- **Extract**
• • • • • • •

Aleksandr Khorin

Personal information
- Full name: Aleksandr Nikolayevich Khorin
- Date of birth: 3 May 1986 (age 38)
- Place of birth: Yeysk, Krasnodar Krai, Russian SFSR
- Height: 1.77 m (5 ft 10 in)
- Position(s): Defender

Senior career*
- Years: Team / Apps / (Gls)
- 2002–2007: FC Krasnodar-2000 / 78 / (2)
- 2007: FC Kuban Krasnodar / 0 / (0)
- 2008: FC Dynamo Stavropol / 28 / (0)
- 2009: FC Stavropolye-2009 / 11 / (0)
- 2009: → FC Nosta Novotroitsk (loan) / 9 / (0)
- 2010: FC Krasnodar-2000 / 14 / (0)
- 2010: → FC Dynamo Saint Petersburg (loan) / 8 / (0)
- 2011–2013: FC Gubkin / 38 / (0)
- 2013: FC Oryol / 14 / (0)
- 2014–2015: FC Torpedo Armavir / 35 / (0)
- 2015: FC Anapa
- 2016: FC Kuban Holding Pavlovskaya
- 2017: FC Vityaz-Memorial Starominskaya
- 2017: FC Magnat Krasnodar
- 2018: FC Spartak Rayevskaya
- 2018–2019: FC Kuban Holding Pavlovskaya
- 2019: FC Magnat Krasnodar

= Aleksandr Khorin =

Russian footballer

Aleksandr Nikolayevich Khorin (Александр Николаевич Хорин; born 3 May 1986) is a Russian former professional football player.

==Club career==
He made his Russian Football National League debut for FC Nosta Novotroitsk on 20 August 2009 in a game against FC Volgar Astrakhan. He also played in the FNL next season for FC Dynamo Saint Petersburg.

• • • • • • •

[Records from a collection]
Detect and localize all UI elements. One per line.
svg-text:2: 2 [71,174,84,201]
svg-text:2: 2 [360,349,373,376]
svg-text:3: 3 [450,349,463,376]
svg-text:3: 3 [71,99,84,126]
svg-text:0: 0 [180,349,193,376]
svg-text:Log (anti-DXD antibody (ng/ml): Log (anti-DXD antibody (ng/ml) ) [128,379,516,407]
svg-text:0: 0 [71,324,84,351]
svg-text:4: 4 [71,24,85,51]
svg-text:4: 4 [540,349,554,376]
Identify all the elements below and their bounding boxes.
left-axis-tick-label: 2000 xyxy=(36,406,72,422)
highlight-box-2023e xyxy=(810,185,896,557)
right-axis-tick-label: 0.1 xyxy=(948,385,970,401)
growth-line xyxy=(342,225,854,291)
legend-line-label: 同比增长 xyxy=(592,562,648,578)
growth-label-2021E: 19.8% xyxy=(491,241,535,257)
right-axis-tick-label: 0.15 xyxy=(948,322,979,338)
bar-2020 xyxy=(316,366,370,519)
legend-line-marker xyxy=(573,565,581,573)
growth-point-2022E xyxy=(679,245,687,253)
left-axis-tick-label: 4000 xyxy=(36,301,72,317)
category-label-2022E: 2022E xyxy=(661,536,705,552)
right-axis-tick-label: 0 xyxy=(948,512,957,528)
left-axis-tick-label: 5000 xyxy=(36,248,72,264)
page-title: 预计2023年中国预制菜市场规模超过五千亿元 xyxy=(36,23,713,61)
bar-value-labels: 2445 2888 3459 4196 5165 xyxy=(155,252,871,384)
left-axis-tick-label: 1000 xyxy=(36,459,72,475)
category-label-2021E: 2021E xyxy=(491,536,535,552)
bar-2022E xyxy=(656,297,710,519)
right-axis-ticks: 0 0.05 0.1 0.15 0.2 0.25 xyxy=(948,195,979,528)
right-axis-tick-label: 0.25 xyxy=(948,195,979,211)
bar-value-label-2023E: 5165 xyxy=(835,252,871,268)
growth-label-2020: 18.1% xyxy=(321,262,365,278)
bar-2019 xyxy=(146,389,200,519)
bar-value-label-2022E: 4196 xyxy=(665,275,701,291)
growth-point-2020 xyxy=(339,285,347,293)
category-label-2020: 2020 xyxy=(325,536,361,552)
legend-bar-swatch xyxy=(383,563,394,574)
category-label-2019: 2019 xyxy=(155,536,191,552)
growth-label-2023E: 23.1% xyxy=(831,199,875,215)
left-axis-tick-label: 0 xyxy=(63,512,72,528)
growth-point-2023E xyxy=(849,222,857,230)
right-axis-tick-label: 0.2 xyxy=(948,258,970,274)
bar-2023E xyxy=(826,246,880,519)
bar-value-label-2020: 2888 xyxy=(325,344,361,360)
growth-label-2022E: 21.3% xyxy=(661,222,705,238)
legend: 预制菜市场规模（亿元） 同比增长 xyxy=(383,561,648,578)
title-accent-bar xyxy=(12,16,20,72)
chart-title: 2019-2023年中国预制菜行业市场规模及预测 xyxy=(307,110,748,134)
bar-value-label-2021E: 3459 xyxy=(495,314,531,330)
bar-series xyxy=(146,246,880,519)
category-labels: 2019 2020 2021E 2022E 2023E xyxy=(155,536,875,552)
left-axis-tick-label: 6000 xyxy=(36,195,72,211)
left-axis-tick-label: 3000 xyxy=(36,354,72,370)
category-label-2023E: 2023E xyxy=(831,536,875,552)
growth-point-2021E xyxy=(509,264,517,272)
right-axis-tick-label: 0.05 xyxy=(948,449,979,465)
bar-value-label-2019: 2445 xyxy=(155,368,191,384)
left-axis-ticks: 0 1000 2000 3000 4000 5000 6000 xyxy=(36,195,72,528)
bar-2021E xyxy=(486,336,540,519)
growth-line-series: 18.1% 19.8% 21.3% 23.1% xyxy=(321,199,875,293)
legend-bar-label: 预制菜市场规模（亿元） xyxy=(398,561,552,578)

• • • • • • •

- **Work to complete**
Copy the part of the Aleksandr Khorin text from "- Place of birth: Yeysk, Krasnodar" to "Krasnodar-2000 / 14 / (0)" word for word.

- **Solution for this problem**
- Place of birth: Yeysk, Krasnodar Krai, Russian SFSR
- Height: 1.77 m (5 ft 10 in)
- Position(s): Defender

Senior career*
- Years: Team / Apps / (Gls)
- 2002–2007: FC Krasnodar-2000 / 78 / (2)
- 2007: FC Kuban Krasnodar / 0 / (0)
- 2008: FC Dynamo Stavropol / 28 / (0)
- 2009: FC Stavropolye-2009 / 11 / (0)
- 2009: → FC Nosta Novotroitsk (loan) / 9 / (0)
- 2010: FC Krasnodar-2000 / 14 / (0)